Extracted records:
--- Start ---

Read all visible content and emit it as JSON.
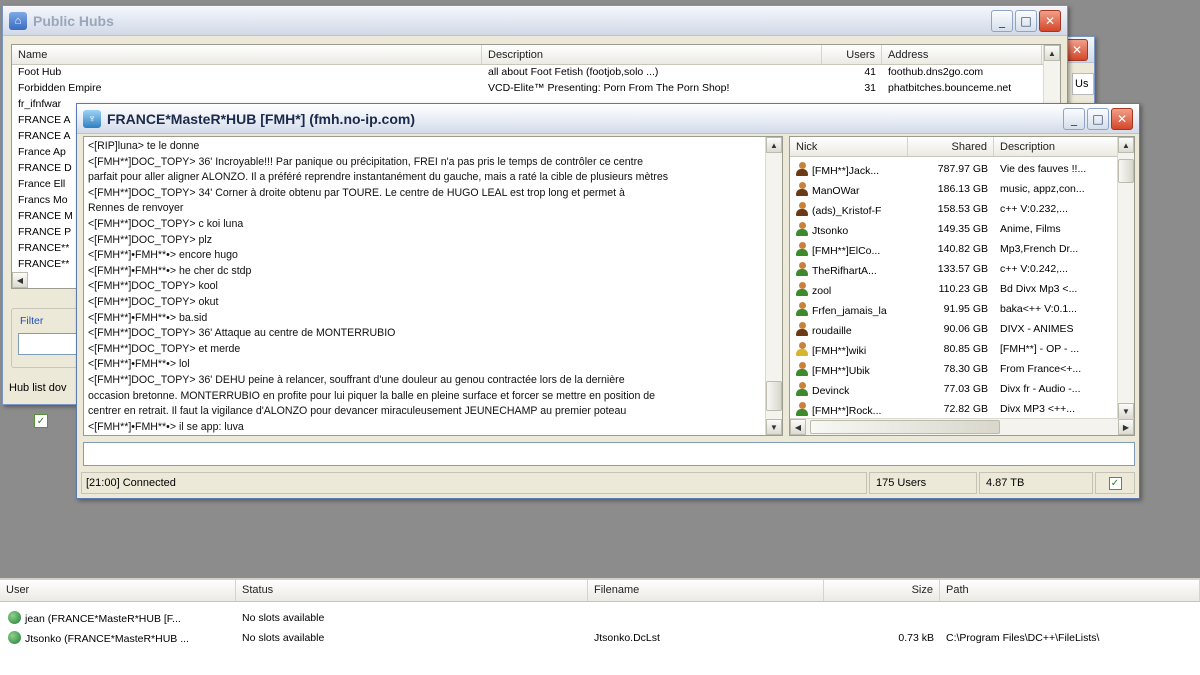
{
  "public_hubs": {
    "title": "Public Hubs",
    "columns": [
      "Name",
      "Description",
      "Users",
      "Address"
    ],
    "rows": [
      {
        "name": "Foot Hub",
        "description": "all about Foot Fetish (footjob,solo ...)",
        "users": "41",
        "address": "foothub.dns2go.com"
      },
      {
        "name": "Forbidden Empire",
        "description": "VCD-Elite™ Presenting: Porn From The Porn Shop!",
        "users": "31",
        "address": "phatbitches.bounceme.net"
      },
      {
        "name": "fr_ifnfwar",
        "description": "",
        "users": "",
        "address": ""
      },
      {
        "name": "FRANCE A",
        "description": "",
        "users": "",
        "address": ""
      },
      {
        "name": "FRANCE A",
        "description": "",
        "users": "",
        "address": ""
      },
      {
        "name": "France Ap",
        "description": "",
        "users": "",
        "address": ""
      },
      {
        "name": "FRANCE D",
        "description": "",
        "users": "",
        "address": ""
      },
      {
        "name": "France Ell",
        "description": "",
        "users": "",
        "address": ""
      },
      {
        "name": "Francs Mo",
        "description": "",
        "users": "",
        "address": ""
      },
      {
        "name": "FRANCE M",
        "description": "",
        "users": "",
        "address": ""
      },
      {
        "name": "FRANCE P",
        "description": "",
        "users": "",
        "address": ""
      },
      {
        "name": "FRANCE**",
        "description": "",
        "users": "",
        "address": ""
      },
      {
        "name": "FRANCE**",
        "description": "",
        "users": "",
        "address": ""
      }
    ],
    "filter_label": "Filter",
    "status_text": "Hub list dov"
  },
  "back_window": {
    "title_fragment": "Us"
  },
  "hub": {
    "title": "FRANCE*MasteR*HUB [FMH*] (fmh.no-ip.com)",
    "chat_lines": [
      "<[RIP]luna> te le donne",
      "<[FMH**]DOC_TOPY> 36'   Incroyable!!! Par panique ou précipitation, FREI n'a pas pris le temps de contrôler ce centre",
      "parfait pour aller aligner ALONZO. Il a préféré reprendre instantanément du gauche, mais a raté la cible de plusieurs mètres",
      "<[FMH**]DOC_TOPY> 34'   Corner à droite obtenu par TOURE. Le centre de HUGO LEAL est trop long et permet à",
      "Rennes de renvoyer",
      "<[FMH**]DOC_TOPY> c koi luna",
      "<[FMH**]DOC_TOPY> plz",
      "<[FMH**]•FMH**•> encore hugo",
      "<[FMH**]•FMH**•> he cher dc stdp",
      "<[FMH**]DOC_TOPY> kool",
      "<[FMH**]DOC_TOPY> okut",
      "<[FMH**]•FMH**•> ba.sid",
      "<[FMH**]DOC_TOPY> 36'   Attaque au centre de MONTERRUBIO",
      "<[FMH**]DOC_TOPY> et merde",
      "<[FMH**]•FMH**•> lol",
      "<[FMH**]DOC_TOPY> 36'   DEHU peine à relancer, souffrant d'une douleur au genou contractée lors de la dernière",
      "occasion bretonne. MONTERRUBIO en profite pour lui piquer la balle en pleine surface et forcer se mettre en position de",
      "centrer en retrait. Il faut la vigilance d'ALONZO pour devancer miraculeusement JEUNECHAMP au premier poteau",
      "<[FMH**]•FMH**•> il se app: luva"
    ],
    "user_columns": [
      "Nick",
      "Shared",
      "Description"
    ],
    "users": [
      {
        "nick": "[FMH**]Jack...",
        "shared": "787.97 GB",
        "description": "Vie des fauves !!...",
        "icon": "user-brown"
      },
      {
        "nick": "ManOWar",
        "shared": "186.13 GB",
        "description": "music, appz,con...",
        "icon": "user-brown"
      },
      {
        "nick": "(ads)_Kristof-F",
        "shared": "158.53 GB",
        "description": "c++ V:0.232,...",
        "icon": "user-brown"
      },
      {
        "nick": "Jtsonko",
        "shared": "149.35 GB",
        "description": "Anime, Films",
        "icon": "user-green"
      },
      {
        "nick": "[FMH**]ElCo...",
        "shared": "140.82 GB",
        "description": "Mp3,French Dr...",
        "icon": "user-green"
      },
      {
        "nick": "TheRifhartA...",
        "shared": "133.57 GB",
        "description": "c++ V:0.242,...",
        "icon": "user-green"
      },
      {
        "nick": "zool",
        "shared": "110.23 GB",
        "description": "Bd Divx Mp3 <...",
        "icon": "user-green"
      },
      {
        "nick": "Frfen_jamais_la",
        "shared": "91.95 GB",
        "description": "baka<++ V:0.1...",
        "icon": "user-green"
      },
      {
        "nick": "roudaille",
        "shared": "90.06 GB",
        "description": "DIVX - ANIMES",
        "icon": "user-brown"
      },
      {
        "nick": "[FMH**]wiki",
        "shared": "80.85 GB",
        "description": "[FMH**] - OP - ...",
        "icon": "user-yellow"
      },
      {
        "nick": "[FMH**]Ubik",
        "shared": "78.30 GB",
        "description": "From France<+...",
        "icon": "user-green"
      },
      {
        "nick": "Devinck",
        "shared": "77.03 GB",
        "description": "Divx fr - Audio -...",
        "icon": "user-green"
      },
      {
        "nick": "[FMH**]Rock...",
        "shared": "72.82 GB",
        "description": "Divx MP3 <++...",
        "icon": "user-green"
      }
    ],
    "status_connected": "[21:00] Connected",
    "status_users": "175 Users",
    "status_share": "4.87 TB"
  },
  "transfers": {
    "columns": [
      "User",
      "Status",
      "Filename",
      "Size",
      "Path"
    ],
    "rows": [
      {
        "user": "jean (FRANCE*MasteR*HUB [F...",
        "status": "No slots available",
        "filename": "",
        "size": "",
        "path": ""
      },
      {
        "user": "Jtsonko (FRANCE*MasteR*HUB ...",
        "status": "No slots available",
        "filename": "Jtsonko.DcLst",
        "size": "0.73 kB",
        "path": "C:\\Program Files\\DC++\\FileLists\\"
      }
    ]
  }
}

--- End ---

WHAT THIS TASK INVOLVES: Extract from the material all lines containing the string "ALONZO".

RESULT:
      "parfait pour aller aligner ALONZO. Il a préféré reprendre instantanément du gauche, mais a raté la cible de plusieurs mètres",
      "centrer en retrait. Il faut la vigilance d'ALONZO pour devancer miraculeusement JEUNECHAMP au premier poteau",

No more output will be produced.